▶ WORK INSTRUCTIONS:
Print all entries word for word.

═══ RECORD EXTRACTS

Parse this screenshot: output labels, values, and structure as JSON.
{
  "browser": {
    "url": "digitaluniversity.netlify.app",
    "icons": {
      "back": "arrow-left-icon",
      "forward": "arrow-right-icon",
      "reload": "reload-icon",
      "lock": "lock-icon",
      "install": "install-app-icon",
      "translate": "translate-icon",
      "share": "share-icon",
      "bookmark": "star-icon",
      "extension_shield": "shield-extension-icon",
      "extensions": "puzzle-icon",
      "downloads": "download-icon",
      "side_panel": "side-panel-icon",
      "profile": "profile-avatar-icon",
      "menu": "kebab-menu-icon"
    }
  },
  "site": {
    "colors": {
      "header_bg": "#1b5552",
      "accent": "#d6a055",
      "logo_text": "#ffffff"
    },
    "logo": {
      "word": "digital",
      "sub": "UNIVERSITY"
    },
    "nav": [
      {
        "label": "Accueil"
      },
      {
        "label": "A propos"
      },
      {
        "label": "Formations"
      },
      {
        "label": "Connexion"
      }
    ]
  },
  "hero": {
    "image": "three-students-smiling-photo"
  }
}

══════

▶ SOLUTION TO THIS PROBLEM:
Parse this screenshot: output labels, values, and structure as JSON.
{
  "browser": {
    "url": "digitaluniversity.netlify.app",
    "icons": {
      "back": "arrow-left-icon",
      "forward": "arrow-right-icon",
      "reload": "reload-icon",
      "lock": "lock-icon",
      "install": "install-app-icon",
      "translate": "translate-icon",
      "share": "share-icon",
      "bookmark": "star-icon",
      "extension_shield": "shield-extension-icon",
      "extensions": "puzzle-icon",
      "downloads": "download-icon",
      "side_panel": "side-panel-icon",
      "profile": "profile-avatar-icon",
      "menu": "kebab-menu-icon"
    }
  },
  "site": {
    "colors": {
      "header_bg": "#1b5552",
      "accent": "#d6a055",
      "logo_text": "#ffffff"
    },
    "logo": {
      "word": "digital",
      "sub": "UNIVERSITY"
    },
    "nav": [
      {
        "label": "Accueil"
      },
      {
        "label": "A propos"
      },
      {
        "label": "Formations"
      },
      {
        "label": "Connexion"
      }
    ]
  },
  "hero": {
    "image": "three-students-smiling-photo"
  }
}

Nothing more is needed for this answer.